** YOUR GOAL **
Reproduce all of the data that follows, character for character.

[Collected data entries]
<<<<

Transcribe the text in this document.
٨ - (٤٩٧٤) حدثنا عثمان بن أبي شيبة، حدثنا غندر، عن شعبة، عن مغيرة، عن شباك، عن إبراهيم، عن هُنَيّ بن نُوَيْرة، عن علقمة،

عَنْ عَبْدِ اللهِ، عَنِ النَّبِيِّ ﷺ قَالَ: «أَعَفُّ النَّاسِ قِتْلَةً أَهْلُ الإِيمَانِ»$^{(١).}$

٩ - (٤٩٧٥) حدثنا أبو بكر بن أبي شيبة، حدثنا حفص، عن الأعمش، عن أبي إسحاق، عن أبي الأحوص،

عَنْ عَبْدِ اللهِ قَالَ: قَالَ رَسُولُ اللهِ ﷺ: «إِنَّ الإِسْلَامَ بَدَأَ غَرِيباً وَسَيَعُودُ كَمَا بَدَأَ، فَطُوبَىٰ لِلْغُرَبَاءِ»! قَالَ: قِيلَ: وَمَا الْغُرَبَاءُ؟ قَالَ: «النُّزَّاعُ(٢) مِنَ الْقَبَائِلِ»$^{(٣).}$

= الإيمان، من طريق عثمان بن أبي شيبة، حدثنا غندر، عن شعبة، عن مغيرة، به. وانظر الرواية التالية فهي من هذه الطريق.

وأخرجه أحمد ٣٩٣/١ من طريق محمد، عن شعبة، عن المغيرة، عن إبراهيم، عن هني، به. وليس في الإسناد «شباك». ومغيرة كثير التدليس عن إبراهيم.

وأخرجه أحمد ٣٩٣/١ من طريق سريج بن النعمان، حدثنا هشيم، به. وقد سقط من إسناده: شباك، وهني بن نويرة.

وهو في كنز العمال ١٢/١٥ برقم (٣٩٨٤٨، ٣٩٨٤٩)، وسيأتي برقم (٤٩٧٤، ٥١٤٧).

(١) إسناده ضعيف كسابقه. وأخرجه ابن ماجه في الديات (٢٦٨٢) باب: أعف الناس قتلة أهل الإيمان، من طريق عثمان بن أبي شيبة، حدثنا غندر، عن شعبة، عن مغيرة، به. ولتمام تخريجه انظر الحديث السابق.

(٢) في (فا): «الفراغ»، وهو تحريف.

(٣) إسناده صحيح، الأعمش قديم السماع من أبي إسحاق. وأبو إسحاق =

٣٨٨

>>>>

** RESULT FOR THIS EXERCISE **
Transcribe the text in this document.
٨ - (٤٩٧٤) حدثنا عثمان بن أبي شيبة، حدثنا غندر، عن شعبة، عن مغيرة، عن شباك، عن إبراهيم، عن هُنَيّ بن نُوَيْرة، عن علقمة،

عَنْ عَبْدِ اللهِ، عَنِ النَّبِيِّ ﷺ قَالَ: «أَعَفُّ النَّاسِ قِتْلَةً أَهْلُ الإِيمَانِ»$^{(١).}$

٩ - (٤٩٧٥) حدثنا أبو بكر بن أبي شيبة، حدثنا حفص، عن الأعمش، عن أبي إسحاق، عن أبي الأحوص،

عَنْ عَبْدِ اللهِ قَالَ: قَالَ رَسُولُ اللهِ ﷺ: «إِنَّ الإِسْلَامَ بَدَأَ غَرِيباً وَسَيَعُودُ كَمَا بَدَأَ، فَطُوبَىٰ لِلْغُرَبَاءِ»! قَالَ: قِيلَ: وَمَا الْغُرَبَاءُ؟ قَالَ: «النُّزَّاعُ(٢) مِنَ الْقَبَائِلِ»$^{(٣).}$

= الإيمان، من طريق عثمان بن أبي شيبة، حدثنا غندر، عن شعبة، عن مغيرة، به. وانظر الرواية التالية فهي من هذه الطريق.

وأخرجه أحمد ٣٩٣/١ من طريق محمد، عن شعبة، عن المغيرة، عن إبراهيم، عن هني، به. وليس في الإسناد «شباك». ومغيرة كثير التدليس عن إبراهيم.

وأخرجه أحمد ٣٩٣/١ من طريق سريج بن النعمان، حدثنا هشيم، به. وقد سقط من إسناده: شباك، وهني بن نويرة.

وهو في كنز العمال ١٢/١٥ برقم (٣٩٨٤٨، ٣٩٨٤٩)، وسيأتي برقم (٤٩٧٤، ٥١٤٧).

(١) إسناده ضعيف كسابقه. وأخرجه ابن ماجه في الديات (٢٦٨٢) باب: أعف الناس قتلة أهل الإيمان، من طريق عثمان بن أبي شيبة، حدثنا غندر، عن شعبة، عن مغيرة، به. ولتمام تخريجه انظر الحديث السابق.

(٢) في (فا): «الفراغ»، وهو تحريف.

(٣) إسناده صحيح، الأعمش قديم السماع من أبي إسحاق. وأبو إسحاق =

٣٨٨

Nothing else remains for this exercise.